A comparison of the response curves of the test and simulation show that the simulation model built in this study accurately simulates the dynamic characteristics of the actual pressure compensation system.

The influence of the triangular groove shape of the valve core on the hydrodynamic response characteristics was analyzed using FLUENT software. The results showed that the triangular groove structure could produce a flow component in the negative direction. This part of the liquid flow reversely impacts the liquid flowing in the positive direction, thereby increasing the flow angle of the liquid at the outlet and jet angle. This structure effectively compensated for the hydrodynamic force and reduced pressure loss along the path.

The simulation models of the pressure compensation systems were built using AMESIM software. The influence of the pressure compensation valve spring preload, spring stiffness, and viscous damping coefficient on the pressure compensation characteristics was studied. The final spring preload, spring rate, and viscous damping coefficient were 471 N, 30000 N/m, and 2.5 s⋅N/m, respectively. A comparison of the load-step changes for the two systems showed that the response times of both systems were similar. The maximum fluctuations of the new pressure compensation system were 0.54 L/min, 0.017, and 0.006 MPa, with improved stability. In other words, its pressure compensation characteristics were better than those of the reverse valve.

Problems to work on
(1) From the pressure compensation text, print the passage from "The influence of the triangular" up to and including "along the path.".
(2) Carry on the pressure compensation text from the point where it stops.

Material
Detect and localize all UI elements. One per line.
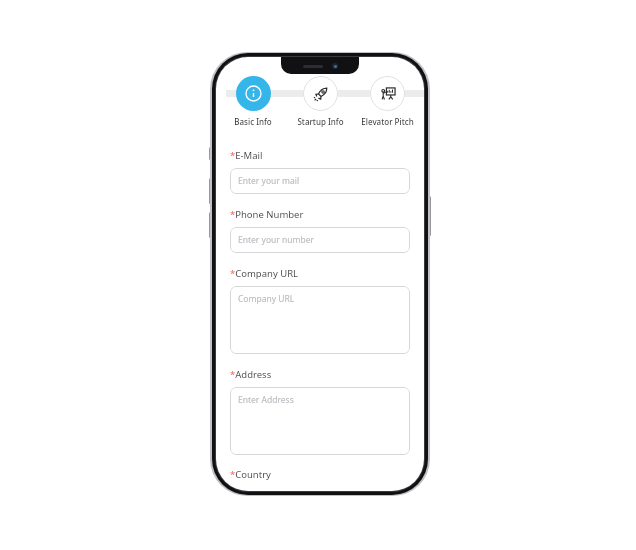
button[interactable]: Elevator Pitch (356, 76, 418, 127)
staticText: *E-Mail (230, 149, 263, 162)
staticText: Elevator Pitch (361, 116, 414, 127)
button[interactable]: Enter your number (230, 227, 410, 253)
staticText: Enter Address (238, 394, 294, 406)
staticText: *Address (230, 368, 272, 381)
button[interactable]: Company URL (230, 286, 410, 354)
staticText: *Country (230, 468, 271, 481)
button[interactable]: Enter Address (230, 387, 410, 455)
staticText: Company URL (238, 293, 295, 305)
staticText: Basic Info (234, 116, 272, 127)
staticText: Startup Info (297, 116, 344, 127)
button[interactable]: Enter your mail (230, 168, 410, 194)
staticText: Enter your mail (238, 175, 300, 187)
staticText: *Company URL (230, 267, 299, 280)
button[interactable]: Basic Info (222, 76, 284, 127)
staticText: Enter your number (238, 234, 314, 246)
staticText: *Phone Number (230, 208, 304, 221)
button[interactable]: Startup Info (289, 76, 351, 127)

Answers for this exercise
(1)
The influence of the triangular groove shape of the valve core on the hydrodynamic response characteristics was analyzed using FLUENT software. The results showed that the triangular groove structure could produce a flow component in the negative direction. This part of the liquid flow reversely impacts the liquid flowing in the positive direction, thereby increasing the flow angle of the liquid at the outlet and jet angle. This structure effectively compensated for the hydrodynamic force and reduced pressure loss along the path.

(2)
A test platform was built to evaluate the electrohydraulic proportional valve. The results showed that the pressure difference at the main valve port was approximately 0.73 MPa, and the response time was approximately 0.2 s. The test and simulation curves were consistent, which verifies the accuracy of the mathematical and simulation models. An experimental analysis of different working conditions proved that the electrohydraulic proportional valve has good pressure-compensation performance and can replace similar products.

I would like to thank my tutor, R.L., for his support and guidance. I would also like to express my gratitude to my coworkers for their support and understanding, without which I would have never completed my research. I would also like to especially thank my family and friends, who listened to my frustrations and believed in me, sometimes more than I believed in myself.

This research was funded by the 2020

The authors declare that they have no conflicts of interest to report regarding the present study.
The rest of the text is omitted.